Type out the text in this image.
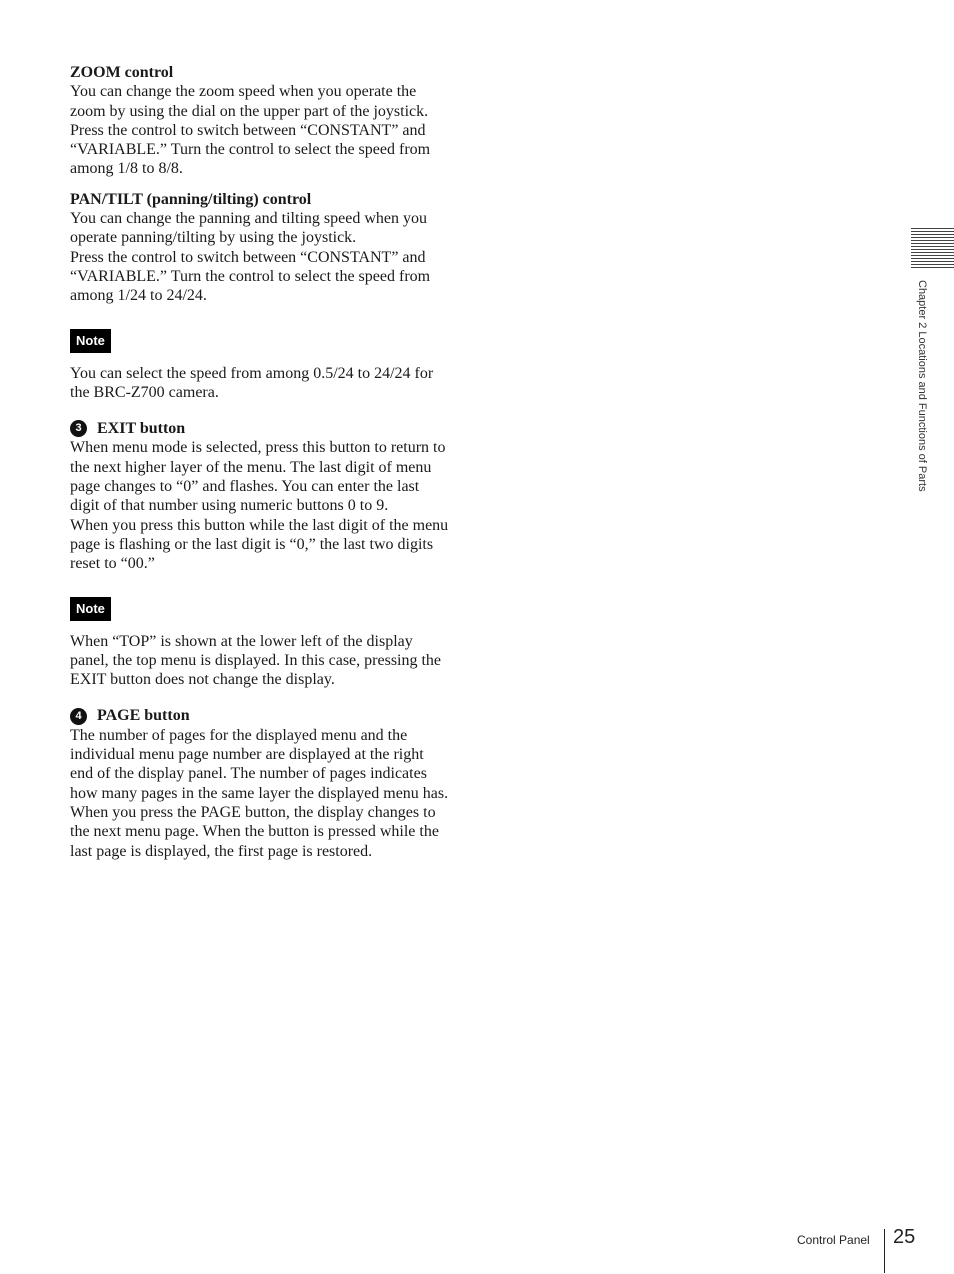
ZOOM control

You can change the zoom speed when you operate the
zoom by using the dial on the upper part of the joystick.
Press the control to switch between “CONSTANT” and
“VARIABLE.” Turn the control to select the speed from
among 1/8 to 8/8.

PAN/TILT (panning/tilting) control

You can change the panning and tilting speed when you
operate panning/tilting by using the joystick.
Press the control to switch between “CONSTANT” and
“VARIABLE.” Turn the control to select the speed from
among 1/24 to 24/24.
Note
You can select the speed from among 0.5/24 to 24/24 for
the BRC-Z700 camera.

3 EXIT button

When menu mode is selected, press this button to return to
the next higher layer of the menu. The last digit of menu
page changes to “0” and flashes. You can enter the last
digit of that number using numeric buttons 0 to 9.
When you press this button while the last digit of the menu
page is flashing or the last digit is “0,” the last two digits
reset to “00.”
Note
When “TOP” is shown at the lower left of the display
panel, the top menu is displayed. In this case, pressing the
EXIT button does not change the display.

4 PAGE button

The number of pages for the displayed menu and the
individual menu page number are displayed at the right
end of the display panel. The number of pages indicates
how many pages in the same layer the displayed menu has.
When you press the PAGE button, the display changes to
the next menu page. When the button is pressed while the
last page is displayed, the first page is restored.
Chapter 2 Locations and Functions of Parts
Control Panel 25
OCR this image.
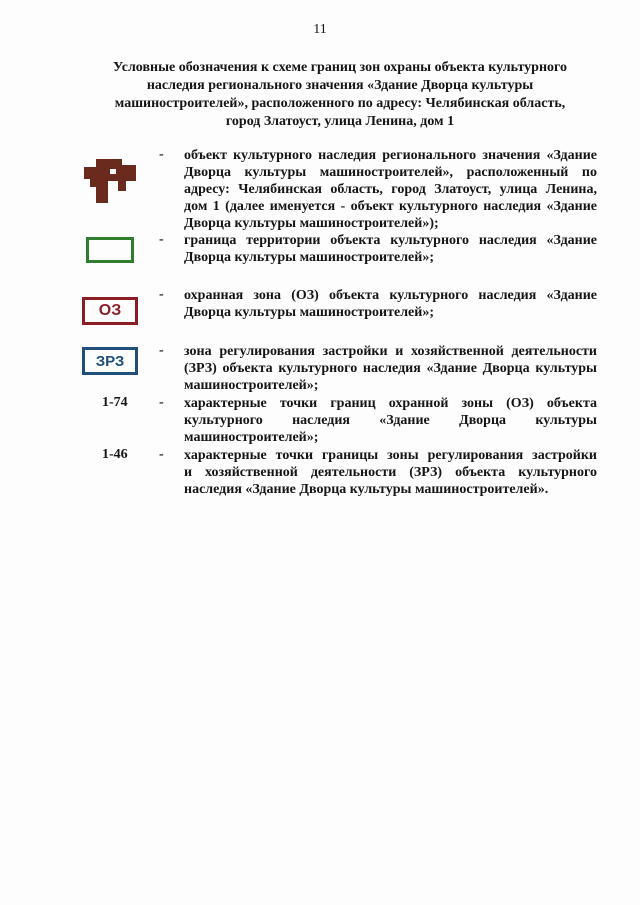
11
Условные обозначения к схеме границ зон охраны объекта культурного
наследия регионального значения «Здание Дворца культуры
машиностроителей», расположенного по адресу: Челябинская область,
город Златоуст, улица Ленина, дом 1
- объект культурного наследия регионального значения «Здание
Дворца культуры машиностроителей», расположенный по
адресу: Челябинская область, город Златоуст, улица Ленина,
дом 1 (далее именуется - объект культурного наследия «Здание
Дворца культуры машиностроителей»);
- граница территории объекта культурного наследия «Здание
Дворца культуры машиностроителей»;
ОЗ
- охранная зона (ОЗ) объекта культурного наследия «Здание
Дворца культуры машиностроителей»;
ЗРЗ
- зона регулирования застройки и хозяйственной деятельности
(ЗРЗ) объекта культурного наследия «Здание Дворца культуры
машиностроителей»;
1-74	- характерные точки границ охранной зоны (ОЗ) объекта
культурного наследия «Здание Дворца культуры
машиностроителей»;
1-46	- характерные точки границы зоны регулирования застройки
и хозяйственной деятельности (ЗРЗ) объекта культурного
наследия «Здание Дворца культуры машиностроителей».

Directions for this task: The lines to repeat run from the line containing "OCR this image." through the last line of the material above; give them exactly, without the pictures.

Solution for this task:
OCR this image.
11
Условные обозначения к схеме границ зон охраны объекта культурного
наследия регионального значения «Здание Дворца культуры
машиностроителей», расположенного по адресу: Челябинская область,
город Златоуст, улица Ленина, дом 1
- объект культурного наследия регионального значения «Здание
Дворца культуры машиностроителей», расположенный по
адресу: Челябинская область, город Златоуст, улица Ленина,
дом 1 (далее именуется - объект культурного наследия «Здание
Дворца культуры машиностроителей»);
- граница территории объекта культурного наследия «Здание
Дворца культуры машиностроителей»;
ОЗ
- охранная зона (ОЗ) объекта культурного наследия «Здание
Дворца культуры машиностроителей»;
ЗРЗ
- зона регулирования застройки и хозяйственной деятельности
(ЗРЗ) объекта культурного наследия «Здание Дворца культуры
машиностроителей»;
1-74	- характерные точки границ охранной зоны (ОЗ) объекта
культурного наследия «Здание Дворца культуры
машиностроителей»;
1-46	- характерные точки границы зоны регулирования застройки
и хозяйственной деятельности (ЗРЗ) объекта культурного
наследия «Здание Дворца культуры машиностроителей».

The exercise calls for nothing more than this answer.